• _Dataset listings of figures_
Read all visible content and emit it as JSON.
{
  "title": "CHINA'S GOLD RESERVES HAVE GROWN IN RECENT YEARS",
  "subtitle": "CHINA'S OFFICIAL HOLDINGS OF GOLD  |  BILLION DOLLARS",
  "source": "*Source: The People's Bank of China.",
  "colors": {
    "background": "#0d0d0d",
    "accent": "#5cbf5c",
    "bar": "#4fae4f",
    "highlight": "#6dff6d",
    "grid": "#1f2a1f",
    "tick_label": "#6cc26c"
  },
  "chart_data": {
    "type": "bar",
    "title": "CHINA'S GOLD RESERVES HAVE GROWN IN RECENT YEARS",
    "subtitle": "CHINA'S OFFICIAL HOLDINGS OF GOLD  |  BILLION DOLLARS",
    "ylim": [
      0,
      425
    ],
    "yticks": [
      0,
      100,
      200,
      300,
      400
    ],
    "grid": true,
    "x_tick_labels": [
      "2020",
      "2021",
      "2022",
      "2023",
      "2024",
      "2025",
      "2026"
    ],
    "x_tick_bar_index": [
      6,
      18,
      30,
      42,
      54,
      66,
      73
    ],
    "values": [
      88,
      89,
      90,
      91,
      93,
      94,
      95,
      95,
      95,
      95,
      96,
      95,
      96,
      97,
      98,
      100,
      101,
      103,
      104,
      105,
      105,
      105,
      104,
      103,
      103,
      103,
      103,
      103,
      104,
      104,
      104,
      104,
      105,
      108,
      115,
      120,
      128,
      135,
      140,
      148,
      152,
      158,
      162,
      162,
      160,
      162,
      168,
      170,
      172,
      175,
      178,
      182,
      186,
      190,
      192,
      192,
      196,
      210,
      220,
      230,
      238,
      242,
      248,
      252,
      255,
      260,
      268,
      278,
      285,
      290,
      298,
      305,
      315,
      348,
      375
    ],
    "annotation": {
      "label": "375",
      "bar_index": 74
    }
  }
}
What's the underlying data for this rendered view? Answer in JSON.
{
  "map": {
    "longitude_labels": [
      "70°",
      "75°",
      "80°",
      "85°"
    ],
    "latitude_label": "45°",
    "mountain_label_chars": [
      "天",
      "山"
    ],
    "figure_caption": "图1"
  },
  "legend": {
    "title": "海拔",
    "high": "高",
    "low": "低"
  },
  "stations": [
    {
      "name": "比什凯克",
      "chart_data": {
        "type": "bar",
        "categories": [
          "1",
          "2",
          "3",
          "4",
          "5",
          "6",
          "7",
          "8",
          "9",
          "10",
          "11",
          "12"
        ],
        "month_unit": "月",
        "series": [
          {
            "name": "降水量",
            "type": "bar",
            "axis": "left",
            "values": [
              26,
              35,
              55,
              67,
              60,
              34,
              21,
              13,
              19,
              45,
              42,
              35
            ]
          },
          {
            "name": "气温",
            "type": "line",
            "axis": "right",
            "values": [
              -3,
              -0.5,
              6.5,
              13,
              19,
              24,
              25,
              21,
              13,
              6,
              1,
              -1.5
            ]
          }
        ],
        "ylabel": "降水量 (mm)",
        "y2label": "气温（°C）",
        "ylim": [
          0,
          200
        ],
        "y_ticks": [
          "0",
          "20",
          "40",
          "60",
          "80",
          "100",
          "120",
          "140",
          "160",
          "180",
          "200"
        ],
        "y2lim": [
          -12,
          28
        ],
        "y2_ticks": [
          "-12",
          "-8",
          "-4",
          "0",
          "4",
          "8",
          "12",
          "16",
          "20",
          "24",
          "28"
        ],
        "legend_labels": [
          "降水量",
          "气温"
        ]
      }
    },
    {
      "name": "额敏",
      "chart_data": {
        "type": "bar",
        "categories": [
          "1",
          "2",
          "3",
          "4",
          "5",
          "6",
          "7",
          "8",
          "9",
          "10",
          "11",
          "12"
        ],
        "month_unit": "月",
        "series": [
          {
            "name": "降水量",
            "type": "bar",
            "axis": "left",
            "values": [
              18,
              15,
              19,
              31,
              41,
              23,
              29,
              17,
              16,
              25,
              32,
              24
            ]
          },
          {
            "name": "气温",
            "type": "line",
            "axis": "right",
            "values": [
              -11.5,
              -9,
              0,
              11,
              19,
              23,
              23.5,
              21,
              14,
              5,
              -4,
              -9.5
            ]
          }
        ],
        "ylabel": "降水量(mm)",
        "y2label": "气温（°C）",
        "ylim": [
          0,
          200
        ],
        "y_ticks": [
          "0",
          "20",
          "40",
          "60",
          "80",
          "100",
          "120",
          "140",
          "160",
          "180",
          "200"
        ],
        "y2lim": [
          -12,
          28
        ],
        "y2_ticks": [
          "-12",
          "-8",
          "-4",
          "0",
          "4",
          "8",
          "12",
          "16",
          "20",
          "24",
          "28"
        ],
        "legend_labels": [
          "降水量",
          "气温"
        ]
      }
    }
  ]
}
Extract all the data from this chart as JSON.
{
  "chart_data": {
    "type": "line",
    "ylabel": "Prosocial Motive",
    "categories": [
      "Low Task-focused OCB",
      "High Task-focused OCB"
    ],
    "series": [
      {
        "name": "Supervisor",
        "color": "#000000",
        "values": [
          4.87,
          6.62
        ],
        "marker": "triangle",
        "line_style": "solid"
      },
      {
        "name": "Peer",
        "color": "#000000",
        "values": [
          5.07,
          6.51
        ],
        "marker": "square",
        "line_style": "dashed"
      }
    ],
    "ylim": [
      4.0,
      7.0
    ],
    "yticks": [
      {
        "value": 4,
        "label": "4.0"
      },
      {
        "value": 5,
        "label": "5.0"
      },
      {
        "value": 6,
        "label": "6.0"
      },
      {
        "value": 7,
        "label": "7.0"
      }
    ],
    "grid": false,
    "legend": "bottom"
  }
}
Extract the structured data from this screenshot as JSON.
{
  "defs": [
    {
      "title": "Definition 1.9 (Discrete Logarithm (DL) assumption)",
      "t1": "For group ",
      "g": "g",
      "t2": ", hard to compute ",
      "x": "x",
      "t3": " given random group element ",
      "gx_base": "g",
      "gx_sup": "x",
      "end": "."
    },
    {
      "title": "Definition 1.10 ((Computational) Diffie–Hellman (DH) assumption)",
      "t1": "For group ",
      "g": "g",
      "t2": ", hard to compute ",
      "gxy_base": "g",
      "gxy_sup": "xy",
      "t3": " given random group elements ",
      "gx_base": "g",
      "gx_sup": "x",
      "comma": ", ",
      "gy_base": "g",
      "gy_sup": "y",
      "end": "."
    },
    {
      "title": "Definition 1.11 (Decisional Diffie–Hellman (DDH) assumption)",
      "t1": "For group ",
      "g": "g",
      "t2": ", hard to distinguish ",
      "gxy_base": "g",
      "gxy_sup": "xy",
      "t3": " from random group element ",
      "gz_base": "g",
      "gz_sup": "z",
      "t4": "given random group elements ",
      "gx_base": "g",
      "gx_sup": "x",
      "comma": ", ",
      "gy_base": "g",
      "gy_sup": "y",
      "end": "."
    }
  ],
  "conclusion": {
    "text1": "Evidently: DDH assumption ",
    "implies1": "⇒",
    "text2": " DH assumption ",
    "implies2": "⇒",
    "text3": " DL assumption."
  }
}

• _WORK TO BE COMPLETED_
State how many lines of the records hold the string "assumption", and nothing else.

• _TASK RESPONSE_
6